> [Problem]: Rewrite these lines with "Spin up environment" swapped for "Start container" everywhere it appears, leaving everything else unchanged.

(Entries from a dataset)
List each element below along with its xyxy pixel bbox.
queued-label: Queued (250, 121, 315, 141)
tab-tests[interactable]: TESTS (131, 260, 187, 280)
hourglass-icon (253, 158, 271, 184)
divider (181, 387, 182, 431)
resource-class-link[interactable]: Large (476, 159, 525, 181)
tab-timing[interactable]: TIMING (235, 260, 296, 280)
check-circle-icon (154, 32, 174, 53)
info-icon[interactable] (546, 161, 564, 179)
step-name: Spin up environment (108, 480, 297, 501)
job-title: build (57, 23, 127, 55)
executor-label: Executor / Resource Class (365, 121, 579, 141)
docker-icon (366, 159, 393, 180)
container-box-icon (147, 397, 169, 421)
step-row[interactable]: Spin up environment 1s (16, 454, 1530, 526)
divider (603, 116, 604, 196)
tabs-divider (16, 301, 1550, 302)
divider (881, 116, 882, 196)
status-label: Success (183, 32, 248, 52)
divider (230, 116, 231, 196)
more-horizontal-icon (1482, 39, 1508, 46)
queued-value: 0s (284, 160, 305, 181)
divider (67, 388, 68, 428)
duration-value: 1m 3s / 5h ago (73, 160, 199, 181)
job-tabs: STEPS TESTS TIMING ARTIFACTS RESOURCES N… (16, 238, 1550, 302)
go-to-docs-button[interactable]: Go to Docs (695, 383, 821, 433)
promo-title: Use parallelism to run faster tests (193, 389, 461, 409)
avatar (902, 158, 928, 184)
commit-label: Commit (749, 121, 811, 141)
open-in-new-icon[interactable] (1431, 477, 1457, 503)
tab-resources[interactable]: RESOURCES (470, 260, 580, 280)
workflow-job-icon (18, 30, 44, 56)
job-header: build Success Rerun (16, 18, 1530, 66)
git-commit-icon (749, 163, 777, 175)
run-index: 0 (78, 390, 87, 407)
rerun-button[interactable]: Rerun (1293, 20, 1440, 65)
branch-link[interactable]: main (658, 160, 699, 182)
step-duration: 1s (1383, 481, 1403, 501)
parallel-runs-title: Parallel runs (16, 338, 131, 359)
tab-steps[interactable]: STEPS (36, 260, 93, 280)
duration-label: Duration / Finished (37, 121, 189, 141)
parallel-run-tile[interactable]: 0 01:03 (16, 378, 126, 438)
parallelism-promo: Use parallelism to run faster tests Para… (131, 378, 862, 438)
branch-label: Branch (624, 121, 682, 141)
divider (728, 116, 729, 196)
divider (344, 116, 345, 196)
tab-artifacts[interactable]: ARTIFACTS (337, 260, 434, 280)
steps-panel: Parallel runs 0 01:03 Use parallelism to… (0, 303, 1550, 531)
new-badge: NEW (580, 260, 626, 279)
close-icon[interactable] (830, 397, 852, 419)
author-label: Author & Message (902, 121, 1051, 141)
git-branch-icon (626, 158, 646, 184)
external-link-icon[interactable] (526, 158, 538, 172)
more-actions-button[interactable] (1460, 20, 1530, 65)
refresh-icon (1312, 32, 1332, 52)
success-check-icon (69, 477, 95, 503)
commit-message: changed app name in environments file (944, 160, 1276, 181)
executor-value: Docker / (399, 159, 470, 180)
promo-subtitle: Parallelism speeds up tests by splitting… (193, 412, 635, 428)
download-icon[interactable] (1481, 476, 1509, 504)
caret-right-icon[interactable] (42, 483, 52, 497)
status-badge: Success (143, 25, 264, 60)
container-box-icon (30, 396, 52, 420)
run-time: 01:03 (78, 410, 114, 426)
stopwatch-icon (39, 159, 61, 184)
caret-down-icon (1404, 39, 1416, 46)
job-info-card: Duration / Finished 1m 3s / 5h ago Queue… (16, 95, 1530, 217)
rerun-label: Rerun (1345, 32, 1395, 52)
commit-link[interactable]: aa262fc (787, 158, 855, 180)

> [Result for this task]:
List each element below along with its xyxy pixel bbox.
queued-label: Queued (250, 121, 315, 141)
tab-tests[interactable]: TESTS (131, 260, 187, 280)
hourglass-icon (253, 158, 271, 184)
divider (181, 387, 182, 431)
resource-class-link[interactable]: Large (476, 159, 525, 181)
tab-timing[interactable]: TIMING (235, 260, 296, 280)
check-circle-icon (154, 32, 174, 53)
info-icon[interactable] (546, 161, 564, 179)
step-name: Start container (108, 480, 297, 501)
job-title: build (57, 23, 127, 55)
executor-label: Executor / Resource Class (365, 121, 579, 141)
docker-icon (366, 159, 393, 180)
container-box-icon (147, 397, 169, 421)
step-row[interactable]: Start container 1s (16, 454, 1530, 526)
divider (603, 116, 604, 196)
tabs-divider (16, 301, 1550, 302)
divider (881, 116, 882, 196)
status-label: Success (183, 32, 248, 52)
divider (230, 116, 231, 196)
more-horizontal-icon (1482, 39, 1508, 46)
queued-value: 0s (284, 160, 305, 181)
divider (67, 388, 68, 428)
duration-value: 1m 3s / 5h ago (73, 160, 199, 181)
job-tabs: STEPS TESTS TIMING ARTIFACTS RESOURCES N… (16, 238, 1550, 302)
go-to-docs-button[interactable]: Go to Docs (695, 383, 821, 433)
promo-title: Use parallelism to run faster tests (193, 389, 461, 409)
avatar (902, 158, 928, 184)
commit-label: Commit (749, 121, 811, 141)
open-in-new-icon[interactable] (1431, 477, 1457, 503)
tab-resources[interactable]: RESOURCES (470, 260, 580, 280)
workflow-job-icon (18, 30, 44, 56)
job-header: build Success Rerun (16, 18, 1530, 66)
git-commit-icon (749, 163, 777, 175)
run-index: 0 (78, 390, 87, 407)
rerun-button[interactable]: Rerun (1293, 20, 1440, 65)
branch-link[interactable]: main (658, 160, 699, 182)
step-duration: 1s (1383, 481, 1403, 501)
parallel-runs-title: Parallel runs (16, 338, 131, 359)
tab-steps[interactable]: STEPS (36, 260, 93, 280)
duration-label: Duration / Finished (37, 121, 189, 141)
parallel-run-tile[interactable]: 0 01:03 (16, 378, 126, 438)
parallelism-promo: Use parallelism to run faster tests Para… (131, 378, 862, 438)
branch-label: Branch (624, 121, 682, 141)
divider (728, 116, 729, 196)
divider (344, 116, 345, 196)
tab-artifacts[interactable]: ARTIFACTS (337, 260, 434, 280)
steps-panel: Parallel runs 0 01:03 Use parallelism to… (0, 303, 1550, 531)
new-badge: NEW (580, 260, 626, 279)
close-icon[interactable] (830, 397, 852, 419)
author-label: Author & Message (902, 121, 1051, 141)
git-branch-icon (626, 158, 646, 184)
external-link-icon[interactable] (526, 158, 538, 172)
more-actions-button[interactable] (1460, 20, 1530, 65)
refresh-icon (1312, 32, 1332, 52)
success-check-icon (69, 477, 95, 503)
commit-message: changed app name in environments file (944, 160, 1276, 181)
executor-value: Docker / (399, 159, 470, 180)
promo-subtitle: Parallelism speeds up tests by splitting… (193, 412, 635, 428)
download-icon[interactable] (1481, 476, 1509, 504)
caret-right-icon[interactable] (42, 483, 52, 497)
status-badge: Success (143, 25, 264, 60)
container-box-icon (30, 396, 52, 420)
run-time: 01:03 (78, 410, 114, 426)
stopwatch-icon (39, 159, 61, 184)
caret-down-icon (1404, 39, 1416, 46)
job-info-card: Duration / Finished 1m 3s / 5h ago Queue… (16, 95, 1530, 217)
rerun-label: Rerun (1345, 32, 1395, 52)
commit-link[interactable]: aa262fc (787, 158, 855, 180)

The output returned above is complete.